» **What to produce**:
From the entries that follow, pick out all lines holding "style".

:::::

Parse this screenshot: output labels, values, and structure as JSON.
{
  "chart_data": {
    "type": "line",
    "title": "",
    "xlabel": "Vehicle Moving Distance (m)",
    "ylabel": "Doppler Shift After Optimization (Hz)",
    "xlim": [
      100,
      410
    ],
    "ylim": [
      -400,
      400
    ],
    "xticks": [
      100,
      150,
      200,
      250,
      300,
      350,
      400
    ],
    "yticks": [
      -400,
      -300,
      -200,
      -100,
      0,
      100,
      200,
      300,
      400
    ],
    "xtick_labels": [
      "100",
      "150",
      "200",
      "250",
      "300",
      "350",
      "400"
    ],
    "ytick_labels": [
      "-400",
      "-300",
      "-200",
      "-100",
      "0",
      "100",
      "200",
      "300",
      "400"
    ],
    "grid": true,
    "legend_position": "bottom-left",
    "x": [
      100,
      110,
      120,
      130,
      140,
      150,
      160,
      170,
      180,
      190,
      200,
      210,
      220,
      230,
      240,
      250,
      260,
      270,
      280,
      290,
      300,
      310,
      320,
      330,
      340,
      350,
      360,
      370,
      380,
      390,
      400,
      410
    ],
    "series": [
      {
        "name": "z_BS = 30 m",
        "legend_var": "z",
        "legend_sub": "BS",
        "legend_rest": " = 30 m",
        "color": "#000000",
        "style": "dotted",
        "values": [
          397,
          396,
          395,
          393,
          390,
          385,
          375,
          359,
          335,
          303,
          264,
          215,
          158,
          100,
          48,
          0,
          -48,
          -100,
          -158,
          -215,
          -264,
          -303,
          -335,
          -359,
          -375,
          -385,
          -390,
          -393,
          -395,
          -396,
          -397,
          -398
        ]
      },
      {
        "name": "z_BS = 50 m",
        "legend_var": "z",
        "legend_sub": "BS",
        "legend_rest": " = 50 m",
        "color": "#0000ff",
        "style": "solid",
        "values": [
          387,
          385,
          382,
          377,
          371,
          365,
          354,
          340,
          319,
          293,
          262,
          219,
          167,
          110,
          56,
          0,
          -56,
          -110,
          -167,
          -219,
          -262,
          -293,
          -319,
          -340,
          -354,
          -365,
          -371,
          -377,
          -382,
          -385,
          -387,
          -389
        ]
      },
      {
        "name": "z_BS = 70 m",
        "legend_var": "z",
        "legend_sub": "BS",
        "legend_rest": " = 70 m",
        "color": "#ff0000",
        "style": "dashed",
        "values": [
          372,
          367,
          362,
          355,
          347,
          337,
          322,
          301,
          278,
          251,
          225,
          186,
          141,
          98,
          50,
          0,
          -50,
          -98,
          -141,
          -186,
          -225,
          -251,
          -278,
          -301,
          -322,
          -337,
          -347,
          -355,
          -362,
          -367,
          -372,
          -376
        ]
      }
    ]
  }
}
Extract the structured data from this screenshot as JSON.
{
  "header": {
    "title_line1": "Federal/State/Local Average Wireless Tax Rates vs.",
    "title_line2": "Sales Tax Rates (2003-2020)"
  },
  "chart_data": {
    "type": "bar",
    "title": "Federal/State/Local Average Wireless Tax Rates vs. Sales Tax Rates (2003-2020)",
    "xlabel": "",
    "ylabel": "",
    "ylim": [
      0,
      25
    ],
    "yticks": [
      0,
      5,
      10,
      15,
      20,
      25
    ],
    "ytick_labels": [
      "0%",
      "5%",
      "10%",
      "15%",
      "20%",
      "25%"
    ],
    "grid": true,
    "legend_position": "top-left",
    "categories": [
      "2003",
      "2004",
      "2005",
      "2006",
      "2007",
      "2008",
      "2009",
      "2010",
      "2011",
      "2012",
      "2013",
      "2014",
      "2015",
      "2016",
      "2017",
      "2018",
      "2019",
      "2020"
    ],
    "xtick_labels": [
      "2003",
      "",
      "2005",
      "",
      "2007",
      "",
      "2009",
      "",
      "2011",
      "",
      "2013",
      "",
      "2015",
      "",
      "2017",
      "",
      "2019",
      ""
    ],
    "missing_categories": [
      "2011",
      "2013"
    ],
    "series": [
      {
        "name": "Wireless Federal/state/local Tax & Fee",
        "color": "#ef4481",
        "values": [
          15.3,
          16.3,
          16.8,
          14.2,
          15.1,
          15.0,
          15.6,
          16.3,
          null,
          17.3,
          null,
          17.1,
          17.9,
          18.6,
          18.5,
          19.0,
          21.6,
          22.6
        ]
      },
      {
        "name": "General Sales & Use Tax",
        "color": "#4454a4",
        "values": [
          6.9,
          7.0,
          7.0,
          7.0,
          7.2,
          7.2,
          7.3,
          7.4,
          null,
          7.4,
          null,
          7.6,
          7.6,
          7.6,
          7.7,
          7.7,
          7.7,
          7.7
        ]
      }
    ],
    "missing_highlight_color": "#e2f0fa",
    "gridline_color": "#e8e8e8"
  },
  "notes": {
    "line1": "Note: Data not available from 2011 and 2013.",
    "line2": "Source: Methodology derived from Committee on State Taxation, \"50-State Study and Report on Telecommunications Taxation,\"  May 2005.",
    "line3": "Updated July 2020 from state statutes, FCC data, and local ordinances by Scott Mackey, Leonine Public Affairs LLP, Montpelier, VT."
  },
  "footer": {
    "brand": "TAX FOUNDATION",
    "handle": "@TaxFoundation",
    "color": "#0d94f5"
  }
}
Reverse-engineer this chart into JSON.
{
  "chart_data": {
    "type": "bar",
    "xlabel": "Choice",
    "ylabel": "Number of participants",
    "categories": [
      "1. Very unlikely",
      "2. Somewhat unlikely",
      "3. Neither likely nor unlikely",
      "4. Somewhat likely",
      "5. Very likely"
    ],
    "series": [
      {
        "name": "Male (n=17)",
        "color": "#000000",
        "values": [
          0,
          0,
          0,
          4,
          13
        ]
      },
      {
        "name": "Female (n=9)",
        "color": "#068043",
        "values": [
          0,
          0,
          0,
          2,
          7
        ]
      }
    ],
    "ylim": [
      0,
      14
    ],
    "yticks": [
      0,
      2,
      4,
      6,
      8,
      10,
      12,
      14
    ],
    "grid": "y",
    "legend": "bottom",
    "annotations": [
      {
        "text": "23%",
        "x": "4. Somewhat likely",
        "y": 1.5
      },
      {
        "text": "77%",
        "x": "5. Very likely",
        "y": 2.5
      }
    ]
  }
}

:::::

» **Full response**:
        "style": "dotted",
        "style": "solid",
        "style": "dashed",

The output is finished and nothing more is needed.